Your goal
Show all lines from the records below in which the string "Windows" is present.

(Website and app data records)
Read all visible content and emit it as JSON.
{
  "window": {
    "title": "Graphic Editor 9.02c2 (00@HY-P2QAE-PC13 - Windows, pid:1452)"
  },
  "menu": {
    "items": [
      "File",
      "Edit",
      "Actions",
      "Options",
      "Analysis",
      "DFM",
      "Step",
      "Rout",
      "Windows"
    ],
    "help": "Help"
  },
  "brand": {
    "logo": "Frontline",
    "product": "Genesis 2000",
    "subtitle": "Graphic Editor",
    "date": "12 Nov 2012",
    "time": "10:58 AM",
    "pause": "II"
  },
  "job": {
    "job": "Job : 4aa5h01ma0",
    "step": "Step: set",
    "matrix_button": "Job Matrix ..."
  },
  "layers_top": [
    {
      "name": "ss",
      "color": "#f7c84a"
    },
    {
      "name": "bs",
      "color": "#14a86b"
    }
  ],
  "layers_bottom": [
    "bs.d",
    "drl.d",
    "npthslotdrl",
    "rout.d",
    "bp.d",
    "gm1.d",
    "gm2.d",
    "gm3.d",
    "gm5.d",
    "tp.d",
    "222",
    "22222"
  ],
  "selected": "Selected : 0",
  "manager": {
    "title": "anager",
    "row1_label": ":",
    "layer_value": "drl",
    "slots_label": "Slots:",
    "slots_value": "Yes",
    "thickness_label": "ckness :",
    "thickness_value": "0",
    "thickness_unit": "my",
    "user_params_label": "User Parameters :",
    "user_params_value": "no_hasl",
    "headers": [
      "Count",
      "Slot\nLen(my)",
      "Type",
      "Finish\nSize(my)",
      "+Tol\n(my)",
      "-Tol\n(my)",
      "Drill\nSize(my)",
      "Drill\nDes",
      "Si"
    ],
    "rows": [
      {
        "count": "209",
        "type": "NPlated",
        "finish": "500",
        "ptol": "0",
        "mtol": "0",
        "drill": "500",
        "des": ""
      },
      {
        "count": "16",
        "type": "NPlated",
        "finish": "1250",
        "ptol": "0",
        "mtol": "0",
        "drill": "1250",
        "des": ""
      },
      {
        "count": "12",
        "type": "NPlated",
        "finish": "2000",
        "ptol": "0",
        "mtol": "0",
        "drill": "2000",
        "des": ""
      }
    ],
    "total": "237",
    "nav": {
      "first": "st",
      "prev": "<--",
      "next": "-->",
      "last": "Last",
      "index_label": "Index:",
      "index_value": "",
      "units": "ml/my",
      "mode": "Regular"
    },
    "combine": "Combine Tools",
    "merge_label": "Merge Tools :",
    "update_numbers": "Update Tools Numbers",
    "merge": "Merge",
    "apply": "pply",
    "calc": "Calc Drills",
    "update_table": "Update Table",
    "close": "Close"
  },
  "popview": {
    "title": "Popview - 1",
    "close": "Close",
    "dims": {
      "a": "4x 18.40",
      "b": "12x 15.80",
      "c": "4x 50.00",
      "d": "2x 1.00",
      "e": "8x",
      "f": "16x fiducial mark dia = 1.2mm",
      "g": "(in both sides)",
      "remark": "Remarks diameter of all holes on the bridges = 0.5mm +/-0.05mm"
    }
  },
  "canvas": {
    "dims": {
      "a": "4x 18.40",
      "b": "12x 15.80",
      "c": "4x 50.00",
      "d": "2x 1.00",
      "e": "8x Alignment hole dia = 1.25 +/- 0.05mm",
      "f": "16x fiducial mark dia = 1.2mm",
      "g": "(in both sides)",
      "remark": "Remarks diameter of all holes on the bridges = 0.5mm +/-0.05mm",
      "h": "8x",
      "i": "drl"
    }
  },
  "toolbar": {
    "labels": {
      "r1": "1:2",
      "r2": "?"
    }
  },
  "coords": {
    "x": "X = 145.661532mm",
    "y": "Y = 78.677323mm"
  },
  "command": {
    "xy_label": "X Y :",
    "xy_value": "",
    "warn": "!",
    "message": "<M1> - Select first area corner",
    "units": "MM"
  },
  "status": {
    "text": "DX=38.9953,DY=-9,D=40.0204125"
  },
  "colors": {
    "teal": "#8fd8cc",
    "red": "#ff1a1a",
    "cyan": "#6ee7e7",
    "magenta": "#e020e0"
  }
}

Solution for this exercise
    "title": "Graphic Editor 9.02c2 (00@HY-P2QAE-PC13 - Windows, pid:1452)"
      "Windows"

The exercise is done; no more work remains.